[WORK TO BE COMPLETED]
Could you continue the forum thread about whether youtube-dl and HTML5 Video Everywhere run nonfree JavaScript, picking up after its last post?

[EXCERPTED TEXT]
>>>>

Do youtube-dl/HTML5 Video Everywhere run nonfree JS?

25 replies [Last post]
calher

I am a member!

Offline
Joined: 06/19/2015

I looked at the source code to youtube-dl. youtube.py, the code that handles YouTube, calls JSInterpreter on line 1056. Does this mean that youtube-dl is running nonfree JavaScript code from Google on my computer?

Does HTML5 Video Everywhere do the same thing in IceCat? It seems to work when I disable JS.

SuperTramp83

I am a translator!

Offline
Joined: 10/31/2014

AFAIK by default youtube-dl does not run any javascript code.

calher

I am a member!

Offline
Joined: 06/19/2015

Then what does JSInterpreter do? What does youtube.py do with it?

It looks fishy, and I've seen discussions on the GitHub page about "fixing" support for a site by putting the JS through JSInterpreter.

<<<<

[COLLECTED MATERIAL]

>>>>

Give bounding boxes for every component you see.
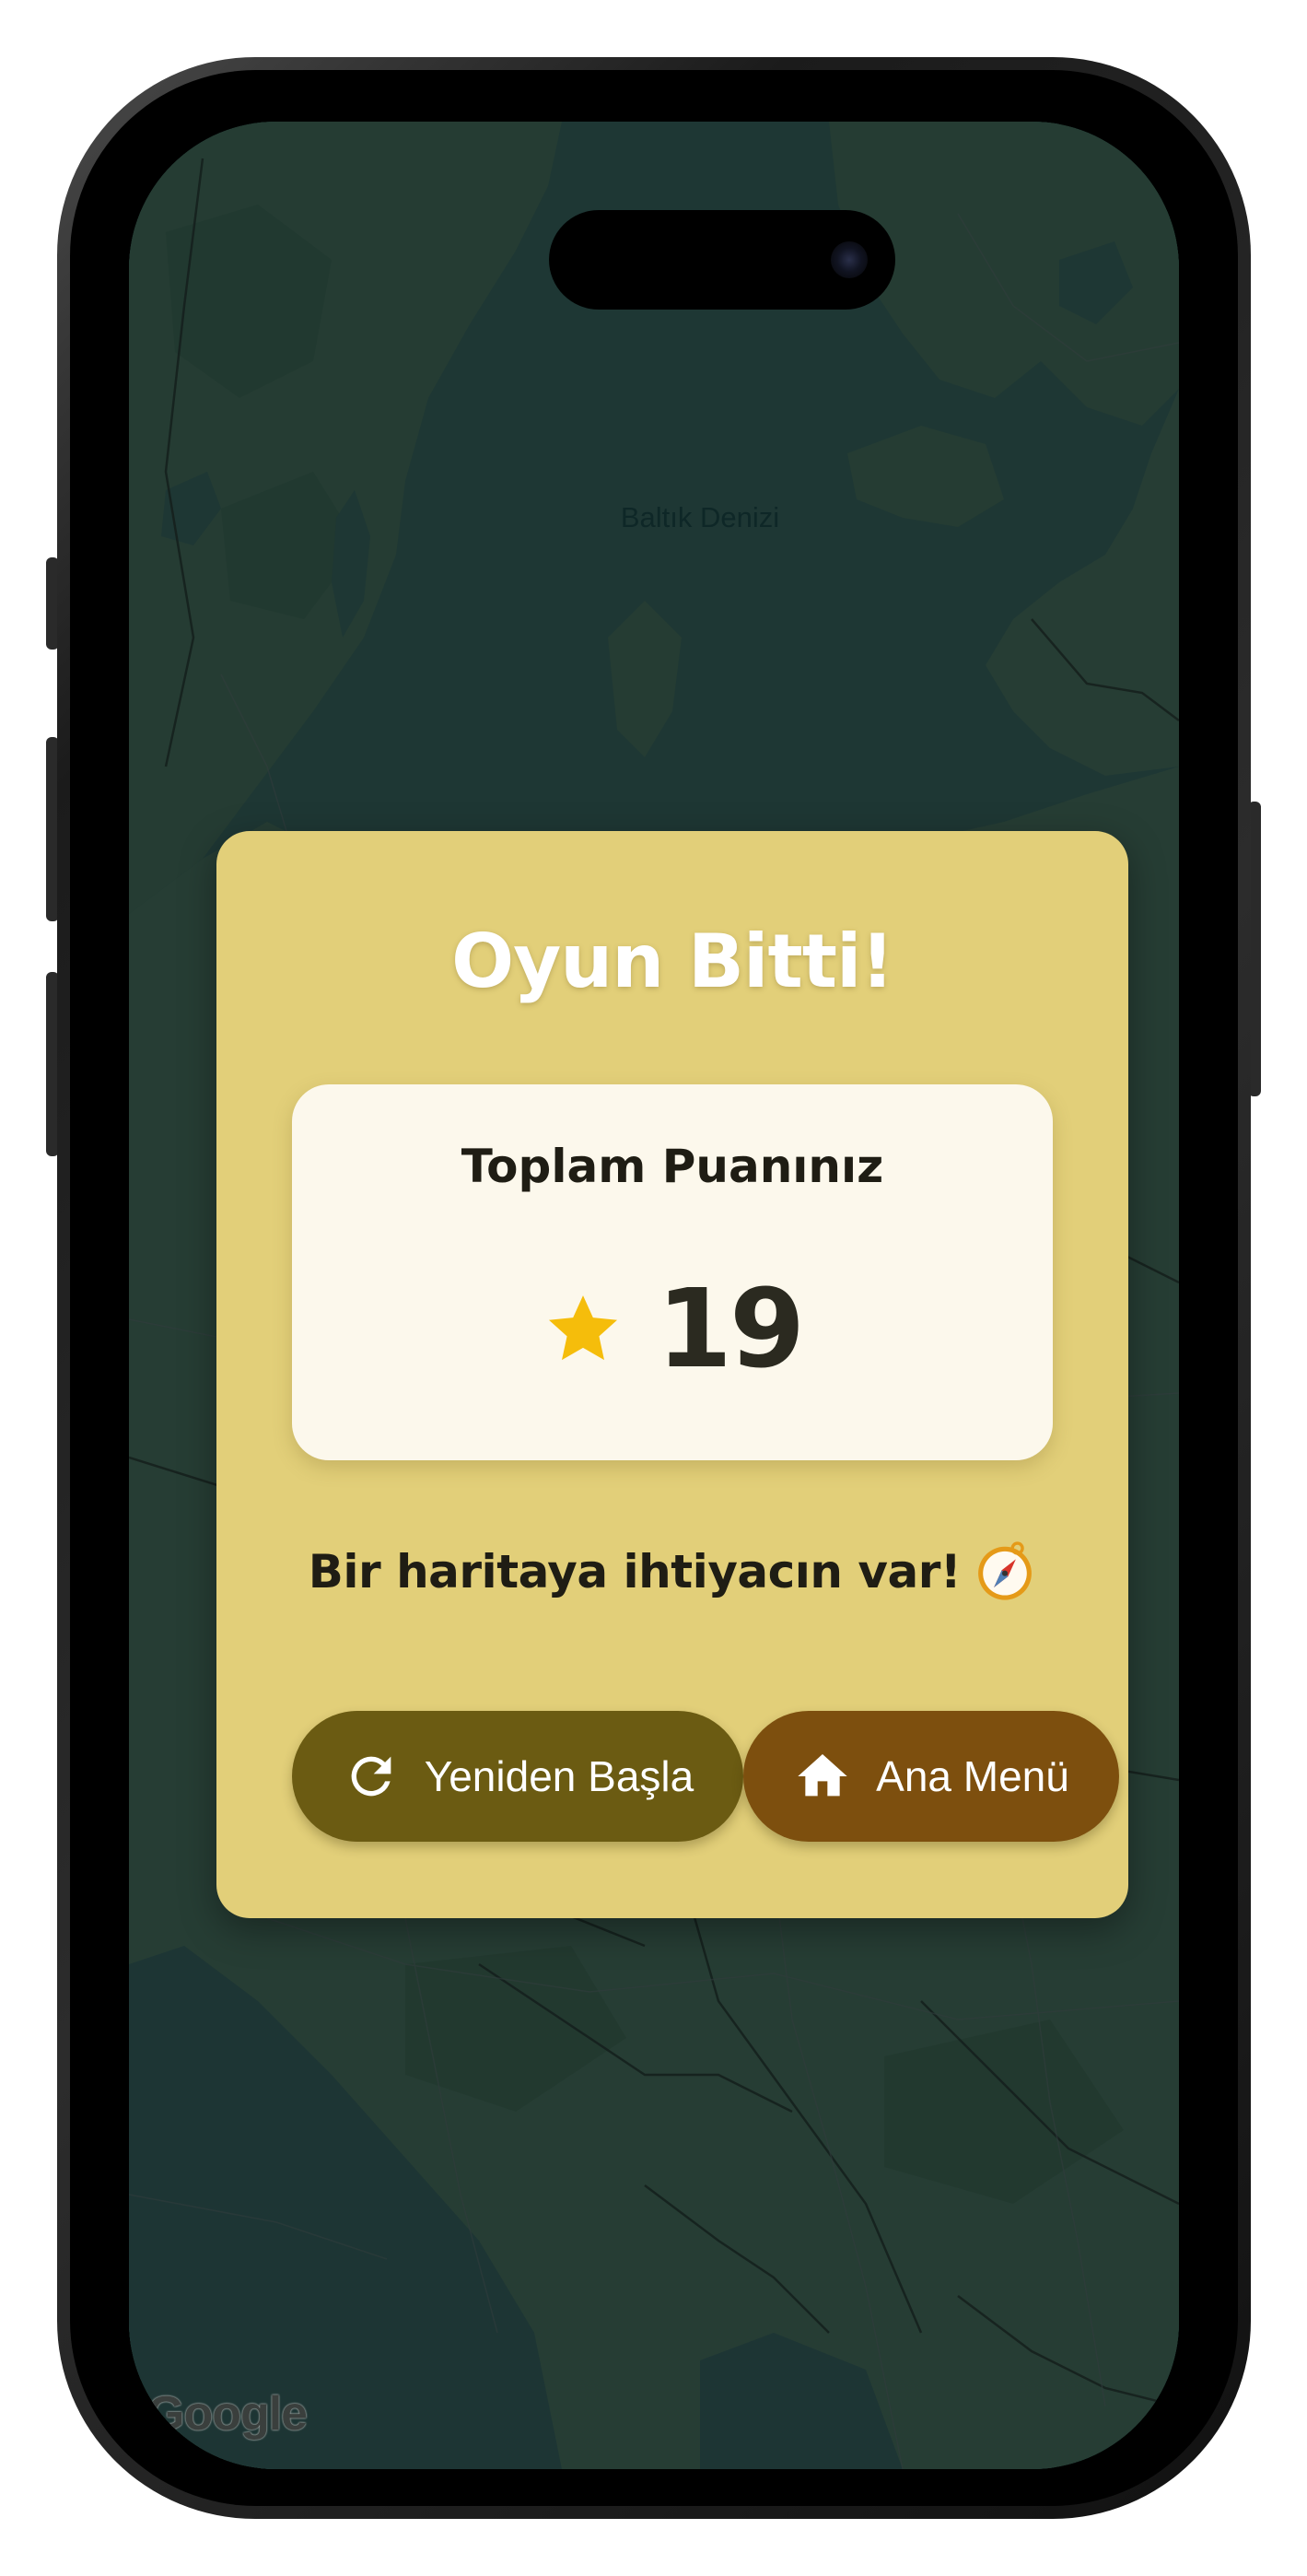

<<<<

[RESPONSE TO THE EXERCISE]
https://github.com/rg3/youtube-dl/issues/12129#issuecomment-279642351

onpon4
Offline
Joined: 05/30/2012

I am not familiar with JavaScript, so looking at the class in qestion, I can't really tell what it's doing. But from the naming, it definitely looks like a JavaScript interpreter.

If youtube-dl does interpret JavaScript code to find the video file, maybe a no-JavaScript option should be added, or better yet, a warning that JavaScript code is about to be executed could be added (asking whether or not to continue).

calher

I am a member!

Offline
Joined: 06/19/2015

Yes, that would be a good solution, I think.

hack and hack
Offline
Joined: 04/02/2015

I don't have the time to compare right now, but if it's the same as this one (https://github.com/NeilFraser/JS-Interpreter), it's sandboxed (curious about how it works, if it's the same one).

calher

I am a member!

Offline
Joined: 06/19/2015

A Windows 10 virtual machine is sandboxed. So what?

hack and hack
Offline
Joined: 04/02/2015

So your example is flawed, since Windows is rotten from the inside already.

JS in youtube-dl is used to get the video's ID.
How? We don't know exactly yet.

JS is problematic because:
- it gathers my data
- it can be executed on my PC, most likely to gather data anyway (regarding youtube)

JS is problematic if:
- it's proprietary (no access to what it really does)
- it's executed without limits.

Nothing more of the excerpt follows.